Exercise aim –
Transcribe every line, keeping it exact.

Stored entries
+ + + +
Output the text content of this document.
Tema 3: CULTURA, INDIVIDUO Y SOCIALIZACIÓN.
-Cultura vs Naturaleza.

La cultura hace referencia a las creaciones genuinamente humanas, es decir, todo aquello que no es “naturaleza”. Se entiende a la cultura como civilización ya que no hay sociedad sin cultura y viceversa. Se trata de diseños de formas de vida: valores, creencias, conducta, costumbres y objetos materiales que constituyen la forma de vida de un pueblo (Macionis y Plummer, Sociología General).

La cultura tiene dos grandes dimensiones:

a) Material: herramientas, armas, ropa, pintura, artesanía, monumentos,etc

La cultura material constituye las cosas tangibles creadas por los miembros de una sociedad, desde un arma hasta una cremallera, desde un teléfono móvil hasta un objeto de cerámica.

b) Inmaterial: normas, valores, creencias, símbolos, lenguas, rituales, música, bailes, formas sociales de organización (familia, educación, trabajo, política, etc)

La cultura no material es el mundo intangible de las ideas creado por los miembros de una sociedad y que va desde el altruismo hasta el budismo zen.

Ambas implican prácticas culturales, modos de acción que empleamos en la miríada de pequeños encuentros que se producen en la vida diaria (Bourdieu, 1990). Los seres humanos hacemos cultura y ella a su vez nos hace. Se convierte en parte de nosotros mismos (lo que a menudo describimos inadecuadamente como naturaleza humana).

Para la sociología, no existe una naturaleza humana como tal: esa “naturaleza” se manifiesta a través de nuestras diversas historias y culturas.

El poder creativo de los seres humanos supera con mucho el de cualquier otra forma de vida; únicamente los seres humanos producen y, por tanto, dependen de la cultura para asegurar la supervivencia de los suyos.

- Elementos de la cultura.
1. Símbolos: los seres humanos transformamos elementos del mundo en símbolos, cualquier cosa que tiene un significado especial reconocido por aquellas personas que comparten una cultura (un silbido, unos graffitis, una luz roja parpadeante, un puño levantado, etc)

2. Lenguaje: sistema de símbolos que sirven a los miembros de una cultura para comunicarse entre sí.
+ + + +
Task output –
Output the text content of this document.
Tema 3: CULTURA, INDIVIDUO Y SOCIALIZACIÓN.
-Cultura vs Naturaleza.

La cultura hace referencia a las creaciones genuinamente humanas, es decir, todo aquello que no es “naturaleza”. Se entiende a la cultura como civilización ya que no hay sociedad sin cultura y viceversa. Se trata de diseños de formas de vida: valores, creencias, conducta, costumbres y objetos materiales que constituyen la forma de vida de un pueblo (Macionis y Plummer, Sociología General).

La cultura tiene dos grandes dimensiones:

a) Material: herramientas, armas, ropa, pintura, artesanía, monumentos,etc

La cultura material constituye las cosas tangibles creadas por los miembros de una sociedad, desde un arma hasta una cremallera, desde un teléfono móvil hasta un objeto de cerámica.

b) Inmaterial: normas, valores, creencias, símbolos, lenguas, rituales, música, bailes, formas sociales de organización (familia, educación, trabajo, política, etc)

La cultura no material es el mundo intangible de las ideas creado por los miembros de una sociedad y que va desde el altruismo hasta el budismo zen.

Ambas implican prácticas culturales, modos de acción que empleamos en la miríada de pequeños encuentros que se producen en la vida diaria (Bourdieu, 1990). Los seres humanos hacemos cultura y ella a su vez nos hace. Se convierte en parte de nosotros mismos (lo que a menudo describimos inadecuadamente como naturaleza humana).

Para la sociología, no existe una naturaleza humana como tal: esa “naturaleza” se manifiesta a través de nuestras diversas historias y culturas.

El poder creativo de los seres humanos supera con mucho el de cualquier otra forma de vida; únicamente los seres humanos producen y, por tanto, dependen de la cultura para asegurar la supervivencia de los suyos.

- Elementos de la cultura.
1. Símbolos: los seres humanos transformamos elementos del mundo en símbolos, cualquier cosa que tiene un significado especial reconocido por aquellas personas que comparten una cultura (un silbido, unos graffitis, una luz roja parpadeante, un puño levantado, etc)

2. Lenguaje: sistema de símbolos que sirven a los miembros de una cultura para comunicarse entre sí.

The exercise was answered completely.